─── INPUT FOR THIS TASK ───
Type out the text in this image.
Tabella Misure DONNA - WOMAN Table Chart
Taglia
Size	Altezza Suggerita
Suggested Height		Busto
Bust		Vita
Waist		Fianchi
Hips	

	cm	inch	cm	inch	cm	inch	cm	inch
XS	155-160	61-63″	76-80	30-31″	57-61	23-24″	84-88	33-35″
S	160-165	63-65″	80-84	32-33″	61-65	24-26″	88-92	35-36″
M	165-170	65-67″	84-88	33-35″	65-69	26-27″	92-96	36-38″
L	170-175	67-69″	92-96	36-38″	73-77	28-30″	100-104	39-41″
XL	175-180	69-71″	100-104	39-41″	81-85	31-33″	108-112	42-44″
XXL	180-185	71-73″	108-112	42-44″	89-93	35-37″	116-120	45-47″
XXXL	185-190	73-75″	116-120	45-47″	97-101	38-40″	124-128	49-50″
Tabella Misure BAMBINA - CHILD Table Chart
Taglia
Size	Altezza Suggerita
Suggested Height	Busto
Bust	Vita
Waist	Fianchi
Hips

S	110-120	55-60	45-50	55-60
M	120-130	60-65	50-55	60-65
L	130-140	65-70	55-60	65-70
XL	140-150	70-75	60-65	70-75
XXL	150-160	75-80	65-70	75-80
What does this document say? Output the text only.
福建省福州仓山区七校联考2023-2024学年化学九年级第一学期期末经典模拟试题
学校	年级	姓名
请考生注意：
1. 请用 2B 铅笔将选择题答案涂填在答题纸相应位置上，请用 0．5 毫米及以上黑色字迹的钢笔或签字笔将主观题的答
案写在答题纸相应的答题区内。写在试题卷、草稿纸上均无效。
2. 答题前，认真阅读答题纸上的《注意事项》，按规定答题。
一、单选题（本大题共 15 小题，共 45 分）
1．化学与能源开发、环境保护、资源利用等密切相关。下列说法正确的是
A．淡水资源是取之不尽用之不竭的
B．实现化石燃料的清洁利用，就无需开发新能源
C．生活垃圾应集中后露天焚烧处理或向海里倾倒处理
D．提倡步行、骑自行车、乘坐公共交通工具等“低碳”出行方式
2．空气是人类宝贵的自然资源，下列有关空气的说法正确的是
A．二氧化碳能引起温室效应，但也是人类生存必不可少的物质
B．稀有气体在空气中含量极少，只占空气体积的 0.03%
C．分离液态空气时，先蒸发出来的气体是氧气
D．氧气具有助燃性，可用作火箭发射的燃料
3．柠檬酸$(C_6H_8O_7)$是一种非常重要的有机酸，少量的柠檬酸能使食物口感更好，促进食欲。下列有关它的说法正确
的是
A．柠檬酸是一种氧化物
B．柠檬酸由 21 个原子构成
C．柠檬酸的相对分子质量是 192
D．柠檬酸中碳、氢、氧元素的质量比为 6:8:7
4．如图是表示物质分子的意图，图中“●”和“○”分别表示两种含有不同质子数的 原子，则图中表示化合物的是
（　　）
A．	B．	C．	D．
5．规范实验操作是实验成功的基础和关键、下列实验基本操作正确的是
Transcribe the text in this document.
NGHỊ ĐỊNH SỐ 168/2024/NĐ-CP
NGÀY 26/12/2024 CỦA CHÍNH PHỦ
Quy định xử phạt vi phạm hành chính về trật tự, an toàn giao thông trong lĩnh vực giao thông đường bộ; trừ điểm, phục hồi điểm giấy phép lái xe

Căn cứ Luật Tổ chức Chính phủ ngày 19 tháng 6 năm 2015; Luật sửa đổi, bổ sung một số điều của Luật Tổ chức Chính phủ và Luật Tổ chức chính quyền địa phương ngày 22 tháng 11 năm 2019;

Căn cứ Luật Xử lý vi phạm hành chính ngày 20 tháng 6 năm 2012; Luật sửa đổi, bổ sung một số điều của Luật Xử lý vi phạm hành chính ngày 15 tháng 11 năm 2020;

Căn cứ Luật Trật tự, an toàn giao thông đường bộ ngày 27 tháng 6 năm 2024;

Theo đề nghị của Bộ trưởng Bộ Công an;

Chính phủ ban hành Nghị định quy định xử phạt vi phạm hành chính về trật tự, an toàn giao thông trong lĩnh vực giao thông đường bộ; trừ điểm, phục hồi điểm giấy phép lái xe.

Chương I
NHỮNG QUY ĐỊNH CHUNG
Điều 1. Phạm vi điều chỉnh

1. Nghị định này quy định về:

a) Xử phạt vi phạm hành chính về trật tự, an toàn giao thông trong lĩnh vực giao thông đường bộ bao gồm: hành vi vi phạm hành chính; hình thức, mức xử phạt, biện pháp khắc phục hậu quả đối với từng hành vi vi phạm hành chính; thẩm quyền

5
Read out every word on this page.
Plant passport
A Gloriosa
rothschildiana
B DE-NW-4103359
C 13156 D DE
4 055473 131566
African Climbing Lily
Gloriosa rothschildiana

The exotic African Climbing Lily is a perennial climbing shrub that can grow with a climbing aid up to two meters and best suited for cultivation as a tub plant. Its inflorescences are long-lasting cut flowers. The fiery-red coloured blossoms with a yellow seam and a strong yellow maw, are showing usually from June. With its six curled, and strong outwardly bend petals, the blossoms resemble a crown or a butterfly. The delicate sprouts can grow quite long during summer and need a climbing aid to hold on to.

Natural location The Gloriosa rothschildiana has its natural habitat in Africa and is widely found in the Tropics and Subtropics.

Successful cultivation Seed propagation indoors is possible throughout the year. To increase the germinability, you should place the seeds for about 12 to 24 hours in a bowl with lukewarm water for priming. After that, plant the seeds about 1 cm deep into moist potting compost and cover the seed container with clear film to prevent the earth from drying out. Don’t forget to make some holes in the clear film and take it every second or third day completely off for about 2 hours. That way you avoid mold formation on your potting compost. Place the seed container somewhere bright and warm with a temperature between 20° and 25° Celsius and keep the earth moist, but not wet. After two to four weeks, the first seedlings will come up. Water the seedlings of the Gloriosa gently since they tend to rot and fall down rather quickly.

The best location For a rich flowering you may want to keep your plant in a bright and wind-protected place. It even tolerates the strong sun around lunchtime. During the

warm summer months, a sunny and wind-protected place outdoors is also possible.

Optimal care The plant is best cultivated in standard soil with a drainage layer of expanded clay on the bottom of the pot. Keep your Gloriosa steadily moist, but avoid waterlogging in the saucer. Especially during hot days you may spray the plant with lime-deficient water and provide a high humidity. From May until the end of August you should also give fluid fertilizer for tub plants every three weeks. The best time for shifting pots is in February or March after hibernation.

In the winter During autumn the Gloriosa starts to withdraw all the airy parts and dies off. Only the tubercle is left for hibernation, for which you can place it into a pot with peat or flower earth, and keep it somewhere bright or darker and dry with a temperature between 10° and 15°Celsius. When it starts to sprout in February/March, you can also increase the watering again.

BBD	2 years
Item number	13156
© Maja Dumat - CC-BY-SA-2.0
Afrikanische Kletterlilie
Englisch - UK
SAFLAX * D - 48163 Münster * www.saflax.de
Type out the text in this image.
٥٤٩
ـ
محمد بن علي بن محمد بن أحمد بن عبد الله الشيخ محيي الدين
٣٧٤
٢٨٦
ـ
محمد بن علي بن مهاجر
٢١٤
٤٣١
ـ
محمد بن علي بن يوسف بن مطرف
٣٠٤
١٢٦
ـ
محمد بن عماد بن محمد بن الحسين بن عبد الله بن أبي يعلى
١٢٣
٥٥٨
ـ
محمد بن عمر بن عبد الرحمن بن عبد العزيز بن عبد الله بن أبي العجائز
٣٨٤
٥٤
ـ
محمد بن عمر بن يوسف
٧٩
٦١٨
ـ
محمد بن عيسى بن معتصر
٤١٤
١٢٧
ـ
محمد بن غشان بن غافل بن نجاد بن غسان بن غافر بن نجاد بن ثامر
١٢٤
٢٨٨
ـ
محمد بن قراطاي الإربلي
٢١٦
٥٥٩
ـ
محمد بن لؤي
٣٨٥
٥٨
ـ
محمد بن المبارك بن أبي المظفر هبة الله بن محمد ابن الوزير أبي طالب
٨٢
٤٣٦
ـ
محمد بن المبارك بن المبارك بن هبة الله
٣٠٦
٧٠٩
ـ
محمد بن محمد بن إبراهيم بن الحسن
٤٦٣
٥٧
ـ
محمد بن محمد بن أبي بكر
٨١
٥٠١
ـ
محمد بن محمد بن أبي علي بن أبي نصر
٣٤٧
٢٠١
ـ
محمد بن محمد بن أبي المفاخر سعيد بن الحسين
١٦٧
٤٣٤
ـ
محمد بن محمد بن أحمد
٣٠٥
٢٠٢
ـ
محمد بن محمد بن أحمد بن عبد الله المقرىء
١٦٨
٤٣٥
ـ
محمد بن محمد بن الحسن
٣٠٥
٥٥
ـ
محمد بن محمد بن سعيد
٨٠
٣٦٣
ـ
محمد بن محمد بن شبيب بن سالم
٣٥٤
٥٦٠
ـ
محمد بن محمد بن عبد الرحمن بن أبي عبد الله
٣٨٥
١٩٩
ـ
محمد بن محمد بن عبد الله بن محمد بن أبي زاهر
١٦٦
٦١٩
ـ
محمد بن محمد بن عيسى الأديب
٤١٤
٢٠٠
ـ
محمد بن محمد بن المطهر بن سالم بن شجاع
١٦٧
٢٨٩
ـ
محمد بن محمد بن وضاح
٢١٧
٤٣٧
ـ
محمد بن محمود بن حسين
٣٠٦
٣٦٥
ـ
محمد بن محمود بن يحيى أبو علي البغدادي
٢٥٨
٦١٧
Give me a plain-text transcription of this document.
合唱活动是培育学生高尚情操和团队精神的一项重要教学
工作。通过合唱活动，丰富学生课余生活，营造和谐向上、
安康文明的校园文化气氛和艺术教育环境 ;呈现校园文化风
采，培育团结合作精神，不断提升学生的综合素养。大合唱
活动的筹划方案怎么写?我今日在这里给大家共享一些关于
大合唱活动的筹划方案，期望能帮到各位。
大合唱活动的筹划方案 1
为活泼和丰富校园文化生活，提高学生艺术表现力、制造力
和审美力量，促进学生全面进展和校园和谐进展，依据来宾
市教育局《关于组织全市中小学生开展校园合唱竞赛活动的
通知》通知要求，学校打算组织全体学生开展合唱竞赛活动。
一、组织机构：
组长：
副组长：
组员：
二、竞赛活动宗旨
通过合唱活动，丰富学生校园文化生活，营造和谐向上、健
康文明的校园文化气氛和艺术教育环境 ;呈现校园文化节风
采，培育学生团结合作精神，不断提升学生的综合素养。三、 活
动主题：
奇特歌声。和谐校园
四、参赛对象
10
───
▸ **THE TASK**: Repeat the lines from the one containing "Give me a plain-text" through the end of the listing, exactly and without any other lines; both ends are included.

▸ **WRITTEN ANSWER**:
Give me a plain-text transcription of this document.
合唱活动是培育学生高尚情操和团队精神的一项重要教学
工作。通过合唱活动，丰富学生课余生活，营造和谐向上、
安康文明的校园文化气氛和艺术教育环境 ;呈现校园文化风
采，培育团结合作精神，不断提升学生的综合素养。大合唱
活动的筹划方案怎么写?我今日在这里给大家共享一些关于
大合唱活动的筹划方案，期望能帮到各位。
大合唱活动的筹划方案 1
为活泼和丰富校园文化生活，提高学生艺术表现力、制造力
和审美力量，促进学生全面进展和校园和谐进展，依据来宾
市教育局《关于组织全市中小学生开展校园合唱竞赛活动的
通知》通知要求，学校打算组织全体学生开展合唱竞赛活动。
一、组织机构：
组长：
副组长：
组员：
二、竞赛活动宗旨
通过合唱活动，丰富学生校园文化生活，营造和谐向上、健
康文明的校园文化气氛和艺术教育环境 ;呈现校园文化节风
采，培育学生团结合作精神，不断提升学生的综合素养。三、 活
动主题：
奇特歌声。和谐校园
四、参赛对象
10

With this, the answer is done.